Exercise prompt: Where a line holds "xlsx", copy it.

Data excerpts
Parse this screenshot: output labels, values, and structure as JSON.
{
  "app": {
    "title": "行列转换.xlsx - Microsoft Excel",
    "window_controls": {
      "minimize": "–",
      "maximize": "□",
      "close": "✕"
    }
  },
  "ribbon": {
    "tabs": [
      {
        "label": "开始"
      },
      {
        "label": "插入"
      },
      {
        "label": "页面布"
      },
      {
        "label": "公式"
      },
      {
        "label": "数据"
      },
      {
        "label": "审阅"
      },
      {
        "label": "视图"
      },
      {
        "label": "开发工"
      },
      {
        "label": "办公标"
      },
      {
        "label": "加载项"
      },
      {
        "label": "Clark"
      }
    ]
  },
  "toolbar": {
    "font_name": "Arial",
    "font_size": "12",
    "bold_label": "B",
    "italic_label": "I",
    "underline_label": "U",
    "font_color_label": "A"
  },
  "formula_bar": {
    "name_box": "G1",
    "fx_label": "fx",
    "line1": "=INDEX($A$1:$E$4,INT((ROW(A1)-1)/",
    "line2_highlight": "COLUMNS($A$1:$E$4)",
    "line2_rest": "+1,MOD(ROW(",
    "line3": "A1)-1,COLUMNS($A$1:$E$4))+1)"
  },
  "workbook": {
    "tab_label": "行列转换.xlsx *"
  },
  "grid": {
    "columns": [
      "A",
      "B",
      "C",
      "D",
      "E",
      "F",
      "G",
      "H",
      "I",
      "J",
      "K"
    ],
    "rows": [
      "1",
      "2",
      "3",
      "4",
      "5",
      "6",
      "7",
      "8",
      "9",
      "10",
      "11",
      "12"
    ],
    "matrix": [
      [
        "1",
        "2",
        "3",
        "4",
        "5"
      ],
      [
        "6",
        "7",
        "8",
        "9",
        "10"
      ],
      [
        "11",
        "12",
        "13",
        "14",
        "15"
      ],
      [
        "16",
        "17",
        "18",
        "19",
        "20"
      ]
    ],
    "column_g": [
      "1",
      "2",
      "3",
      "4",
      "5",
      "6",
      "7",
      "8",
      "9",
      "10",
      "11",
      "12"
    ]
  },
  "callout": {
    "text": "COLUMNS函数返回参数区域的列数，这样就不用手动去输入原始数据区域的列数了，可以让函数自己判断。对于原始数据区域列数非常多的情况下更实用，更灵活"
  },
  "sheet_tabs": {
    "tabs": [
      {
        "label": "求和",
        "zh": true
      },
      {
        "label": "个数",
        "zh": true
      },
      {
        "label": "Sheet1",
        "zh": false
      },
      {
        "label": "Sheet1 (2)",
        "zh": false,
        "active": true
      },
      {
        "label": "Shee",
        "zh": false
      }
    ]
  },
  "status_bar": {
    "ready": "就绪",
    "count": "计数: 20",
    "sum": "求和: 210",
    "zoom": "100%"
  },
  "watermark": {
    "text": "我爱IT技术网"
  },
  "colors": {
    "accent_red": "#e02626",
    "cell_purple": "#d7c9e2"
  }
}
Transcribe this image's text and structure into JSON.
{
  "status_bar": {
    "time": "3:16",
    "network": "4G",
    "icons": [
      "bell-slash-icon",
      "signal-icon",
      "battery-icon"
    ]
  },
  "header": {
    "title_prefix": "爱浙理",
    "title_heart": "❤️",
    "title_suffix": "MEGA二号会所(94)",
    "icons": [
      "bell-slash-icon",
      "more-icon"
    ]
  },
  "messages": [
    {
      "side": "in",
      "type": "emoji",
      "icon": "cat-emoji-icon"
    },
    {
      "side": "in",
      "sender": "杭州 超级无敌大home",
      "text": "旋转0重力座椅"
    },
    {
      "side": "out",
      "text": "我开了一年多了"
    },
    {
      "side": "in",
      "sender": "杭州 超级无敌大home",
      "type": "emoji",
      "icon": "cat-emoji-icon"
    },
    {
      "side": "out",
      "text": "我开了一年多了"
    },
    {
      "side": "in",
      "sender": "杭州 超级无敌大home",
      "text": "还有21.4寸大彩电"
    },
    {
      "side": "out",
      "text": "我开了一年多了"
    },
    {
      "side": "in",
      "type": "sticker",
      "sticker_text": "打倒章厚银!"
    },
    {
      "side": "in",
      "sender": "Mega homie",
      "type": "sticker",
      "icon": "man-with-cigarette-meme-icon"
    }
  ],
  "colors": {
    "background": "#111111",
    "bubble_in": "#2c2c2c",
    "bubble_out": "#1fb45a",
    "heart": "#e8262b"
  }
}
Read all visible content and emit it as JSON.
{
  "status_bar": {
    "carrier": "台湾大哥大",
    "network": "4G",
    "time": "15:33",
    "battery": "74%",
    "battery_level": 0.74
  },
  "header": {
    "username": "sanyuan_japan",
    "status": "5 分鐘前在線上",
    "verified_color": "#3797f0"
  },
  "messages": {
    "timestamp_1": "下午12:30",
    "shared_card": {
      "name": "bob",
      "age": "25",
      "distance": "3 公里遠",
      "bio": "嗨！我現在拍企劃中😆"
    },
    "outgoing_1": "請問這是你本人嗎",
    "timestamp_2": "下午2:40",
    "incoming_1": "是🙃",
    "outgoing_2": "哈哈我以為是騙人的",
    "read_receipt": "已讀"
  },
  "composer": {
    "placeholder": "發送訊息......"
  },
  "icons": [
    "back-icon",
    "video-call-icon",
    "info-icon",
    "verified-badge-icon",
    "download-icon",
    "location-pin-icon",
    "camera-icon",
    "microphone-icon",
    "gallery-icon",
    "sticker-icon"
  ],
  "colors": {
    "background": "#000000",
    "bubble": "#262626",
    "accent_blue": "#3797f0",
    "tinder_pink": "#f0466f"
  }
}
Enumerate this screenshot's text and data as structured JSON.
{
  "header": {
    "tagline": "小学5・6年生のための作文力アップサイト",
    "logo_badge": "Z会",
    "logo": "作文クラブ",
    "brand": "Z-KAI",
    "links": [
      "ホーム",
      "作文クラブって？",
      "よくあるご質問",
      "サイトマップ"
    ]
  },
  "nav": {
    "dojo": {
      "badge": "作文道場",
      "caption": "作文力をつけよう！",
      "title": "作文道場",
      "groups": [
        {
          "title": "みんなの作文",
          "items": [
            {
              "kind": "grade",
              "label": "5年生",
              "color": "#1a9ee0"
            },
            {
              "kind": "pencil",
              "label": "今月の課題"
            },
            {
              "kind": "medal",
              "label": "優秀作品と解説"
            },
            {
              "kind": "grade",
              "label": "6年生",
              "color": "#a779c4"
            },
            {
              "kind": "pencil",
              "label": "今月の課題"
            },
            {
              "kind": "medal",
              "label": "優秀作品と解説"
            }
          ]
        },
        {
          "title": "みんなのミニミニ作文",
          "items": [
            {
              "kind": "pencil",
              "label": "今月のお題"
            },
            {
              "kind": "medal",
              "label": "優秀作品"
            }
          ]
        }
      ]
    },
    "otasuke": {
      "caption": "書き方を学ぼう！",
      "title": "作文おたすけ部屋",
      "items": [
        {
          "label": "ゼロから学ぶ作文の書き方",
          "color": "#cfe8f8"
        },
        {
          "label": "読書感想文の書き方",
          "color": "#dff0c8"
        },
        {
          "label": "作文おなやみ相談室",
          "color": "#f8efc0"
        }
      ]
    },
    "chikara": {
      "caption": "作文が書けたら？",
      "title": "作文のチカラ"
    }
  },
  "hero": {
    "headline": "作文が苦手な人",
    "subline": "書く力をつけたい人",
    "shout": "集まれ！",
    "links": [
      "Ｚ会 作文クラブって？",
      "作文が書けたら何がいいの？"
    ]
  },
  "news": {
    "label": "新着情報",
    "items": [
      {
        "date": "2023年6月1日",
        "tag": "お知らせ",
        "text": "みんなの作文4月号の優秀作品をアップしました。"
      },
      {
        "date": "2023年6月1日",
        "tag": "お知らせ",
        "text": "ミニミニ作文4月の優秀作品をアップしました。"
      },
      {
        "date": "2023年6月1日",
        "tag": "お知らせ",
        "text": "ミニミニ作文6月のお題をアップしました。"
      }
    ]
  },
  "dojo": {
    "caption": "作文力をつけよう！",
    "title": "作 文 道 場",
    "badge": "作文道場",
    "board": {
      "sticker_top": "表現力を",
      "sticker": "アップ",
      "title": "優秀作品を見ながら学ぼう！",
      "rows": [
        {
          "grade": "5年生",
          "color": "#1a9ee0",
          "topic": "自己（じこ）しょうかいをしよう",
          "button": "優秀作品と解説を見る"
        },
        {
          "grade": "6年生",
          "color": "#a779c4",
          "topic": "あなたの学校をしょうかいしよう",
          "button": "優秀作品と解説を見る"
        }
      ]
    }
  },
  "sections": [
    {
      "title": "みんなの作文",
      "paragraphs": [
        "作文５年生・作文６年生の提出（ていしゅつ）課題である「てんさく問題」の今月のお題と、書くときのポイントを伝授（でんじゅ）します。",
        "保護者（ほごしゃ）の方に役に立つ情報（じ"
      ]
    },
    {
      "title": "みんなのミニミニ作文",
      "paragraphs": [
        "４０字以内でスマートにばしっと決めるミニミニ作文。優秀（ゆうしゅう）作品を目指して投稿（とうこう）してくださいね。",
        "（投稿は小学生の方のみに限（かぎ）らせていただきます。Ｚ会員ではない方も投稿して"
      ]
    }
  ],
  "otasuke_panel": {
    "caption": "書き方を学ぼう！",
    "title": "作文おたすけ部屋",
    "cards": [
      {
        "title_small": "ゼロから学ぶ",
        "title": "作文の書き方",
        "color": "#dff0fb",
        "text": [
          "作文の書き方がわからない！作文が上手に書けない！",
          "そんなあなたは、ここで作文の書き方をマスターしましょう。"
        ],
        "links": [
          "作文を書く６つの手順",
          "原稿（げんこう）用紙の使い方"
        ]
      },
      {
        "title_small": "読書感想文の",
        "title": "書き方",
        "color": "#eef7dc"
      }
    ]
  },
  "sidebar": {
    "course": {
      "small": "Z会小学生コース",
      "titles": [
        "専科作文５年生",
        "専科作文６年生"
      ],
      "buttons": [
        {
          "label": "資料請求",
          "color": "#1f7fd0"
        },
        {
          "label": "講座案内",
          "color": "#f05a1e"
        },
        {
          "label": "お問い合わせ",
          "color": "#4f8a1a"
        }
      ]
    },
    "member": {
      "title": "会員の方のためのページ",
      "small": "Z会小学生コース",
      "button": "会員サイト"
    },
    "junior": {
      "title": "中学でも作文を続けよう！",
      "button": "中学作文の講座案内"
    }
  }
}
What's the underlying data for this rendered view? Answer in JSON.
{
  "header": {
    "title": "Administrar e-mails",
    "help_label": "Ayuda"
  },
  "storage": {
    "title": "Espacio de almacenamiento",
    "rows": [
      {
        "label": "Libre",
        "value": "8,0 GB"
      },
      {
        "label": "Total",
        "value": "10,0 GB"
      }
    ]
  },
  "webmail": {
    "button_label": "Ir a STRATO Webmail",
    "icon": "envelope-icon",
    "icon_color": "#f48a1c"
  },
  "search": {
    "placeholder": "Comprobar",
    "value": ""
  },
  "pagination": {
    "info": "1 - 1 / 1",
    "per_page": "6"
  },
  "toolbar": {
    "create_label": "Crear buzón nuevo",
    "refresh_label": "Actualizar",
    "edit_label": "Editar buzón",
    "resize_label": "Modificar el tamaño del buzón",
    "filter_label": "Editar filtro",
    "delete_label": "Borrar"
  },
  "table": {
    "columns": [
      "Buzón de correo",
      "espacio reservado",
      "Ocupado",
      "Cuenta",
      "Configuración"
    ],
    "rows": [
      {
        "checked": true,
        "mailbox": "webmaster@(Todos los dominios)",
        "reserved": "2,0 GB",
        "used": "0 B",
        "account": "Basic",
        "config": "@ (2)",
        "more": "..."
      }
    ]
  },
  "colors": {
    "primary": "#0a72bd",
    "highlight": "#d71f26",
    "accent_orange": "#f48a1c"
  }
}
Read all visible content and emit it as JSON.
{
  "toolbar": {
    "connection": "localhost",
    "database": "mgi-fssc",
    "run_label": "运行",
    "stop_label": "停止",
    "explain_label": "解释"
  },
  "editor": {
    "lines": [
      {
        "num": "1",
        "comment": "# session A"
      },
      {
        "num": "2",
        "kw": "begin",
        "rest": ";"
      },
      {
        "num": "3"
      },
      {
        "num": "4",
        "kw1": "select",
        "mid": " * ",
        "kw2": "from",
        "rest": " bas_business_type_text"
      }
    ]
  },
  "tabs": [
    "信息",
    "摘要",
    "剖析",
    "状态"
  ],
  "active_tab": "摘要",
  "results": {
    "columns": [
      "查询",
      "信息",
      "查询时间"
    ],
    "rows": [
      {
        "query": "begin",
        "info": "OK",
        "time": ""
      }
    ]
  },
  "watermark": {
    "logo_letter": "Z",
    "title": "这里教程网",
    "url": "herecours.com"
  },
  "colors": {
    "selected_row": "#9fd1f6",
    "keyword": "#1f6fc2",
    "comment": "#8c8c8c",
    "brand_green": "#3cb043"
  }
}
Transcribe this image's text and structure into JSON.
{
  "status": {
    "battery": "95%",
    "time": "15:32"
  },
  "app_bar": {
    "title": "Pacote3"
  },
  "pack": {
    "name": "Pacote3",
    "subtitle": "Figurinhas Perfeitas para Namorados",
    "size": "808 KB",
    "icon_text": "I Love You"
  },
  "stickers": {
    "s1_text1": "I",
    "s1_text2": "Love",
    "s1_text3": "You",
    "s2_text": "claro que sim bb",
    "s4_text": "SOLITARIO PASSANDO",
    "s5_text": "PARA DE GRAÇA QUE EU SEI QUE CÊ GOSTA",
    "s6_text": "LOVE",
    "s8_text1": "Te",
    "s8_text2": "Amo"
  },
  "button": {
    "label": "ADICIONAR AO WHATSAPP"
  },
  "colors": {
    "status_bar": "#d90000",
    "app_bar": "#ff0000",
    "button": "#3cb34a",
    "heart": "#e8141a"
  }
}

Result for this exercise:
    "title": "行列转换.xlsx - Microsoft Excel",
    "tab_label": "行列转换.xlsx *"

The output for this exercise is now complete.